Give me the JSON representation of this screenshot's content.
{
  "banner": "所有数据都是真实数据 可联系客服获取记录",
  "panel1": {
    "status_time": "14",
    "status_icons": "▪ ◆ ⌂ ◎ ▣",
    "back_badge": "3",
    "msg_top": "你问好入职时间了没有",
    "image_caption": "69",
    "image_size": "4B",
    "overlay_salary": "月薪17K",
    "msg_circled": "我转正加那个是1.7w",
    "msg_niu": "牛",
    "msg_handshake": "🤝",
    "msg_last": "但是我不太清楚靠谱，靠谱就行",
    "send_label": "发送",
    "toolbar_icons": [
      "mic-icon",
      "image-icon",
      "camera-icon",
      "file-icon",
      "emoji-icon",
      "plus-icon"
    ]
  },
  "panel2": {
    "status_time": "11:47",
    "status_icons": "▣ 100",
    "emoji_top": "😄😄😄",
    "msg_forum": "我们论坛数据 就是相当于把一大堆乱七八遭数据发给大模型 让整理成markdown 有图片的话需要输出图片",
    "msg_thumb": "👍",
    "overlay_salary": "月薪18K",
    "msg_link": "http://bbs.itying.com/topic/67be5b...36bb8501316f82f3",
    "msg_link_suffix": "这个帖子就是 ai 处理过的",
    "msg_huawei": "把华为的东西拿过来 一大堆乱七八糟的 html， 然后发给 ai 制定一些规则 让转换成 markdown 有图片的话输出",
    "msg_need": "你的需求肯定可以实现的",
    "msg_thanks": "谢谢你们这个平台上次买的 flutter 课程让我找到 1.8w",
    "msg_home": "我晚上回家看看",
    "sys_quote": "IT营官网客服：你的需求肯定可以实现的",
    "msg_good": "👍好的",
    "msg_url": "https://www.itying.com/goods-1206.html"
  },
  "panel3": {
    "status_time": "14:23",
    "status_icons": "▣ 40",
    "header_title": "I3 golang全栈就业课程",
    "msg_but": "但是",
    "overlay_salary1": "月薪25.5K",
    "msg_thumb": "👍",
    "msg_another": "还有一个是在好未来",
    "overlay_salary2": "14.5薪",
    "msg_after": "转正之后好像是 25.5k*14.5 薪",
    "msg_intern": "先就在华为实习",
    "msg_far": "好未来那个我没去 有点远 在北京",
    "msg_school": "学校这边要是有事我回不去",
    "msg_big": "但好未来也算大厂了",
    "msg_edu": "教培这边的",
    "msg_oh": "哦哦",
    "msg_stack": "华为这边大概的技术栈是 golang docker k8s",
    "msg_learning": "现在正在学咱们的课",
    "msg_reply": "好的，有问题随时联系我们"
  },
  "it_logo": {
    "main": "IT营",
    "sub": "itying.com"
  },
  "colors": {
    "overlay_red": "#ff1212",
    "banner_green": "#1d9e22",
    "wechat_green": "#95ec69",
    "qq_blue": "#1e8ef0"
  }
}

◇ ◇ ◇ ◇

# EXERCISE DESCRIPTION
Go back to the listing above and please repeat it exactly.

# RESULT FOR THIS TASK
Give me the JSON representation of this screenshot's content.
{
  "banner": "所有数据都是真实数据 可联系客服获取记录",
  "panel1": {
    "status_time": "14",
    "status_icons": "▪ ◆ ⌂ ◎ ▣",
    "back_badge": "3",
    "msg_top": "你问好入职时间了没有",
    "image_caption": "69",
    "image_size": "4B",
    "overlay_salary": "月薪17K",
    "msg_circled": "我转正加那个是1.7w",
    "msg_niu": "牛",
    "msg_handshake": "🤝",
    "msg_last": "但是我不太清楚靠谱，靠谱就行",
    "send_label": "发送",
    "toolbar_icons": [
      "mic-icon",
      "image-icon",
      "camera-icon",
      "file-icon",
      "emoji-icon",
      "plus-icon"
    ]
  },
  "panel2": {
    "status_time": "11:47",
    "status_icons": "▣ 100",
    "emoji_top": "😄😄😄",
    "msg_forum": "我们论坛数据 就是相当于把一大堆乱七八遭数据发给大模型 让整理成markdown 有图片的话需要输出图片",
    "msg_thumb": "👍",
    "overlay_salary": "月薪18K",
    "msg_link": "http://bbs.itying.com/topic/67be5b...36bb8501316f82f3",
    "msg_link_suffix": "这个帖子就是 ai 处理过的",
    "msg_huawei": "把华为的东西拿过来 一大堆乱七八糟的 html， 然后发给 ai 制定一些规则 让转换成 markdown 有图片的话输出",
    "msg_need": "你的需求肯定可以实现的",
    "msg_thanks": "谢谢你们这个平台上次买的 flutter 课程让我找到 1.8w",
    "msg_home": "我晚上回家看看",
    "sys_quote": "IT营官网客服：你的需求肯定可以实现的",
    "msg_good": "👍好的",
    "msg_url": "https://www.itying.com/goods-1206.html"
  },
  "panel3": {
    "status_time": "14:23",
    "status_icons": "▣ 40",
    "header_title": "I3 golang全栈就业课程",
    "msg_but": "但是",
    "overlay_salary1": "月薪25.5K",
    "msg_thumb": "👍",
    "msg_another": "还有一个是在好未来",
    "overlay_salary2": "14.5薪",
    "msg_after": "转正之后好像是 25.5k*14.5 薪",
    "msg_intern": "先就在华为实习",
    "msg_far": "好未来那个我没去 有点远 在北京",
    "msg_school": "学校这边要是有事我回不去",
    "msg_big": "但好未来也算大厂了",
    "msg_edu": "教培这边的",
    "msg_oh": "哦哦",
    "msg_stack": "华为这边大概的技术栈是 golang docker k8s",
    "msg_learning": "现在正在学咱们的课",
    "msg_reply": "好的，有问题随时联系我们"
  },
  "it_logo": {
    "main": "IT营",
    "sub": "itying.com"
  },
  "colors": {
    "overlay_red": "#ff1212",
    "banner_green": "#1d9e22",
    "wechat_green": "#95ec69",
    "qq_blue": "#1e8ef0"
  }
}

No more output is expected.